# Problem requirements
Each line that holds the word "permil" should be returned.

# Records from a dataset
____
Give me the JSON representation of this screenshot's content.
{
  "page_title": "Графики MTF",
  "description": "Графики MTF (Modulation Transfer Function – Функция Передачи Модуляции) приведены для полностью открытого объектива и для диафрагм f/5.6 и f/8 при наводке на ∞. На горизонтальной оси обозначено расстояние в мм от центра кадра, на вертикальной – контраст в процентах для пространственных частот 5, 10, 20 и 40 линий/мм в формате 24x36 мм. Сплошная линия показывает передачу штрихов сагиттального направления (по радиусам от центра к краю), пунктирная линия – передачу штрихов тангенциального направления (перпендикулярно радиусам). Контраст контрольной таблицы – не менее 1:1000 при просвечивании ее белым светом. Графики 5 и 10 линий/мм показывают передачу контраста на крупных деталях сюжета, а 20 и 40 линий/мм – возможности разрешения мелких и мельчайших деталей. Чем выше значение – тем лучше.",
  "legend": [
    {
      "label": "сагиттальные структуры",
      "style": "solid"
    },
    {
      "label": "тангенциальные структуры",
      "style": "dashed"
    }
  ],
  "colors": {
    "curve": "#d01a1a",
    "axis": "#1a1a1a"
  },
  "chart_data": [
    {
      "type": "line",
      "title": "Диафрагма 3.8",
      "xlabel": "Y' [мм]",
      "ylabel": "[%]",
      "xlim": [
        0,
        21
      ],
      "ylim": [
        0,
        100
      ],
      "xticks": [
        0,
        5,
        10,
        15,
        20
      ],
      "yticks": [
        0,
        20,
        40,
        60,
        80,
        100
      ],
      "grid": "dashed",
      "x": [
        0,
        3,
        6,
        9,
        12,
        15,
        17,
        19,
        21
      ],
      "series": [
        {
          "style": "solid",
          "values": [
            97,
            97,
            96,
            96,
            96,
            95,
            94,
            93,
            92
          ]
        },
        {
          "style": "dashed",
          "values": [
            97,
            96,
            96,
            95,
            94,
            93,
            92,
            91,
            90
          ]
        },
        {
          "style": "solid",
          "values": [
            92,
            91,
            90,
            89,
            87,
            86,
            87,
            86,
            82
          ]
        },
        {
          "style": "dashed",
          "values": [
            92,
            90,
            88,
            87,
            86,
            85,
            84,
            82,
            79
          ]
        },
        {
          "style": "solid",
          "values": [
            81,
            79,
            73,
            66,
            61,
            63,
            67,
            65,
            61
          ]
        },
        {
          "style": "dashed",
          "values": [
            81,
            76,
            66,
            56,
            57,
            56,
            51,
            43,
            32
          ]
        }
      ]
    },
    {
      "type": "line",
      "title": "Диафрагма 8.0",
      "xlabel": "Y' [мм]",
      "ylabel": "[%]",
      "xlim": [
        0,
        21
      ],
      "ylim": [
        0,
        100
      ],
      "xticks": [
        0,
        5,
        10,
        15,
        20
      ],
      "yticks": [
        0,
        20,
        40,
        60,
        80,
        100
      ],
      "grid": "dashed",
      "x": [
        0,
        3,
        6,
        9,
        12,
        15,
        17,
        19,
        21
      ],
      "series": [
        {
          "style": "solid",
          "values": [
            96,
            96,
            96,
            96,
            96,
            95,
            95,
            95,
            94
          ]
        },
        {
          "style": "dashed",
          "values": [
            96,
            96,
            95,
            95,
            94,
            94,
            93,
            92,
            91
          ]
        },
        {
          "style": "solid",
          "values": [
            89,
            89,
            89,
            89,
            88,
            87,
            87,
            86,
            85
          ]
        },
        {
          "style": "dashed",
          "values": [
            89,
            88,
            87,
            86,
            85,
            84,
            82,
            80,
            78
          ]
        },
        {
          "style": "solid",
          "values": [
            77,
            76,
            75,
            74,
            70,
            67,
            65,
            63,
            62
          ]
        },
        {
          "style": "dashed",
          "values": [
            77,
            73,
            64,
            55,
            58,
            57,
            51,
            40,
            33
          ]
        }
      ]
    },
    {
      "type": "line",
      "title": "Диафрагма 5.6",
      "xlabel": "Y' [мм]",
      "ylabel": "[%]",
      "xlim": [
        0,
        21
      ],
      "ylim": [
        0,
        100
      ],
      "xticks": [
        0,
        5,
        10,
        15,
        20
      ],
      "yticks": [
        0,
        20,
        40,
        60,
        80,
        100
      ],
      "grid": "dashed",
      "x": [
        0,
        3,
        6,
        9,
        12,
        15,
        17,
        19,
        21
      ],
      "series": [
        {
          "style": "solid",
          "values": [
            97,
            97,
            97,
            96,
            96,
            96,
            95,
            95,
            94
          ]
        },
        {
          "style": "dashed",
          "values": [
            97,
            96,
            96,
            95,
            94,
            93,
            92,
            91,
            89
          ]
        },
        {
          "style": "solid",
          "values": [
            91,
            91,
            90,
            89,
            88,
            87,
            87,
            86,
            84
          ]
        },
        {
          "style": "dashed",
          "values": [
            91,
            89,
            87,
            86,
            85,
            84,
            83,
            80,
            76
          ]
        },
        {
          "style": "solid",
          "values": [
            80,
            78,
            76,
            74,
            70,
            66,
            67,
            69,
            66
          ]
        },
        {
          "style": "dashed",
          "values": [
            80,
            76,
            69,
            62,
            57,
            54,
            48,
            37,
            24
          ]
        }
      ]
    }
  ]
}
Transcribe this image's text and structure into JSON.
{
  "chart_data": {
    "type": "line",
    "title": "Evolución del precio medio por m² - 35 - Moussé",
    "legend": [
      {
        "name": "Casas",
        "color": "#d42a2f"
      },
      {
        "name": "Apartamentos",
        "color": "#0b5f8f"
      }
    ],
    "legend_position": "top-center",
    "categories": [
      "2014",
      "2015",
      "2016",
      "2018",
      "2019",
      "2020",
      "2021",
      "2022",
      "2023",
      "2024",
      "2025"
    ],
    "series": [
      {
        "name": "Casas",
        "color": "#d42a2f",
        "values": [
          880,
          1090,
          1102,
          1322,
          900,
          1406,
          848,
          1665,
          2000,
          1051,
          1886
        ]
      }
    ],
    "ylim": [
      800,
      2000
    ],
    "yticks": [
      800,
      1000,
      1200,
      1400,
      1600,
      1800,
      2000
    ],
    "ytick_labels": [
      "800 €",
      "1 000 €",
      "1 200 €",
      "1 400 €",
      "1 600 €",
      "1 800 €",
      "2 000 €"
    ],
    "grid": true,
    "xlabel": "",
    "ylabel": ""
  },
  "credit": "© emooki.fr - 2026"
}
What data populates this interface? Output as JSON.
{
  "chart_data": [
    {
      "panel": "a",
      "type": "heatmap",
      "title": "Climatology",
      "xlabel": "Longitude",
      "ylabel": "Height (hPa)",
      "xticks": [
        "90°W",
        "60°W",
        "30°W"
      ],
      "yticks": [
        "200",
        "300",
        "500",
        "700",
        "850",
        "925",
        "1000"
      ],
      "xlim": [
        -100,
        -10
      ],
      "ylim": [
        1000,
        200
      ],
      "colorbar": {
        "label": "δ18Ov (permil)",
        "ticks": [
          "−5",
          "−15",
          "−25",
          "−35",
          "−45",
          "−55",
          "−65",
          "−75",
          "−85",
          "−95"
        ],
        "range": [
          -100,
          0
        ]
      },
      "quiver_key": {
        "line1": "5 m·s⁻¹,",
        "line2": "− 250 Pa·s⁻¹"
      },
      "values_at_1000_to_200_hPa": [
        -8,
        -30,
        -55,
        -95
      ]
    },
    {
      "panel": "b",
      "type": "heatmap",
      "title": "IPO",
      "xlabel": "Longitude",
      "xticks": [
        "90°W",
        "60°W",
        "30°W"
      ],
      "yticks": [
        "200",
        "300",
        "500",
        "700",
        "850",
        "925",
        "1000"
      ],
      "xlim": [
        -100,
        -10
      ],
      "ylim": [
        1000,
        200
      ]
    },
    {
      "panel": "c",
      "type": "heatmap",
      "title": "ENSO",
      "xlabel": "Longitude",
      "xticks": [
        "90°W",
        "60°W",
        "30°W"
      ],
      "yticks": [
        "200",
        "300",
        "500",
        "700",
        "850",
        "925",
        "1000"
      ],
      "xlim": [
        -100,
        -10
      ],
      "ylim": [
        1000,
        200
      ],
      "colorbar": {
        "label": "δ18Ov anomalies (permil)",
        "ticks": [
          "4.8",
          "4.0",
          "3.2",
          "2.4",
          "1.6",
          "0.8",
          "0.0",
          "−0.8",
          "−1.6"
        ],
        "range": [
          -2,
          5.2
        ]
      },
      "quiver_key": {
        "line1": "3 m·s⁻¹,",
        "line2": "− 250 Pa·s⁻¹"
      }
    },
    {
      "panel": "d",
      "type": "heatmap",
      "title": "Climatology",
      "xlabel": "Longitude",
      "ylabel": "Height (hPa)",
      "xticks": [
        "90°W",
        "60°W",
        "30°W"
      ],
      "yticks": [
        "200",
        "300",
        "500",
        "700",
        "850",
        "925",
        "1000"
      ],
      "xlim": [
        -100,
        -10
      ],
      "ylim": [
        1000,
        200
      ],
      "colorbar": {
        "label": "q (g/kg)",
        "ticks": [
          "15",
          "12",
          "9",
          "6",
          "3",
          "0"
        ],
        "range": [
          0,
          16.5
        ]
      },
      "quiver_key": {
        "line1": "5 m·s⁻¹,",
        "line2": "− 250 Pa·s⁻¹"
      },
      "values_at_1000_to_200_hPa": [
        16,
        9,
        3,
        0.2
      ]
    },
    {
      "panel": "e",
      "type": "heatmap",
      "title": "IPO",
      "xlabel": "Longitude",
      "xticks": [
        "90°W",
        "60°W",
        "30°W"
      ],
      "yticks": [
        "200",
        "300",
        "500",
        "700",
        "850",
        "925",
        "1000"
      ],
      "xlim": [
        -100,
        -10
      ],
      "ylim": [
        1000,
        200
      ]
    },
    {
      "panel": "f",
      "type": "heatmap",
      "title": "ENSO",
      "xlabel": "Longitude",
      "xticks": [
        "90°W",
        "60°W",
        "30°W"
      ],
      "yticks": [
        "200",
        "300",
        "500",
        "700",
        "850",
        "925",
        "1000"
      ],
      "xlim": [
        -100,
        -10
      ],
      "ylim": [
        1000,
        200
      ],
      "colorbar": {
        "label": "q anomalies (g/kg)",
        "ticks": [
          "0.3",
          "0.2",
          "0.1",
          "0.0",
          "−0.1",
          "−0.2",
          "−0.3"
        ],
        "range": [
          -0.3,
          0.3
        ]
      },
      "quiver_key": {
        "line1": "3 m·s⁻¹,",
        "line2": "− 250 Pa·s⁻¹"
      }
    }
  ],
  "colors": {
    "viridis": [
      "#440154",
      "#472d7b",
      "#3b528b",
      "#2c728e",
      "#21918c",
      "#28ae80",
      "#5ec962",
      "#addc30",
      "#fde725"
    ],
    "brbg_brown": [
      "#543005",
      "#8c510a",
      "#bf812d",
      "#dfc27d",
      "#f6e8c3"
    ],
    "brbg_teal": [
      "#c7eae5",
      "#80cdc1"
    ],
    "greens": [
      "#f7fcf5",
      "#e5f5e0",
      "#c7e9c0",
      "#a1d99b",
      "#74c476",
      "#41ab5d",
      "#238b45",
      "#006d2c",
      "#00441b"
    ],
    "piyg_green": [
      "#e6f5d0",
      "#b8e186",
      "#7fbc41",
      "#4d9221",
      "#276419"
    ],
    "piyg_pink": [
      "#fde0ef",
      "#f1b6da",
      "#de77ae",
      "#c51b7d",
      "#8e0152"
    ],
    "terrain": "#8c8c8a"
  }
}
____
# The reply
        "label": "δ18Ov (permil)",
        "label": "δ18Ov anomalies (permil)",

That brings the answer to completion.